__GIVEN REQUEST__. Without the images, output each record below as it stands.

========================================================================

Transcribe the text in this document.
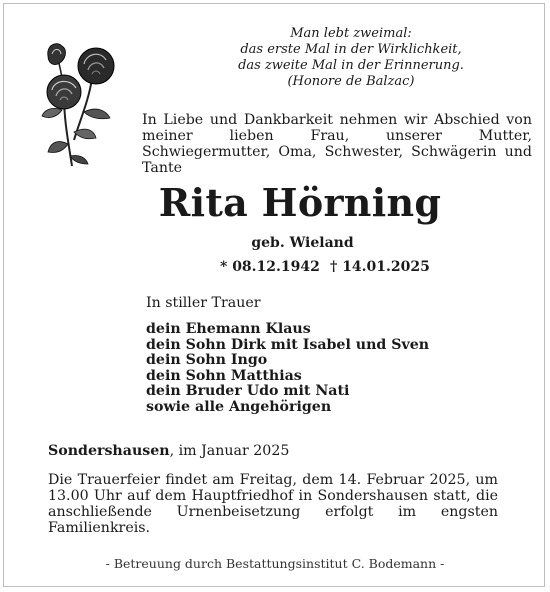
Man lebt zweimal:
das erste Mal in der Wirklichkeit,
das zweite Mal in der Erinnerung.
(Honore de Balzac)
In Liebe und Dankbarkeit nehmen wir Abschied von meiner lieben Frau, unserer Mutter, Schwiegermutter, Oma, Schwester, Schwägerin und Tante
Rita Hörning
geb. Wieland
* 08.12.1942 † 14.01.2025
In stiller Trauer
dein Ehemann Klaus
dein Sohn Dirk mit Isabel und Sven
dein Sohn Ingo
dein Sohn Matthias
dein Bruder Udo mit Nati
sowie alle Angehörigen
Sondershausen, im Januar 2025
Die Trauerfeier findet am Freitag, dem 14. Februar 2025, um 13.00 Uhr auf dem Hauptfriedhof in Sondershausen statt, die anschließende Urnenbeisetzung erfolgt im engsten Familienkreis.
- Betreuung durch Bestattungsinstitut C. Bodemann -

========================================================================

__EXERCISE OUTPUT__.
Transcribe the text in this document.
Man lebt zweimal:
das erste Mal in der Wirklichkeit,
das zweite Mal in der Erinnerung.
(Honore de Balzac)
In Liebe und Dankbarkeit nehmen wir Abschied von meiner lieben Frau, unserer Mutter, Schwiegermutter, Oma, Schwester, Schwägerin und Tante
Rita Hörning
geb. Wieland
* 08.12.1942 † 14.01.2025
In stiller Trauer
dein Ehemann Klaus
dein Sohn Dirk mit Isabel und Sven
dein Sohn Ingo
dein Sohn Matthias
dein Bruder Udo mit Nati
sowie alle Angehörigen
Sondershausen, im Januar 2025
Die Trauerfeier findet am Freitag, dem 14. Februar 2025, um 13.00 Uhr auf dem Hauptfriedhof in Sondershausen statt, die anschließende Urnenbeisetzung erfolgt im engsten Familienkreis.
- Betreuung durch Bestattungsinstitut C. Bodemann -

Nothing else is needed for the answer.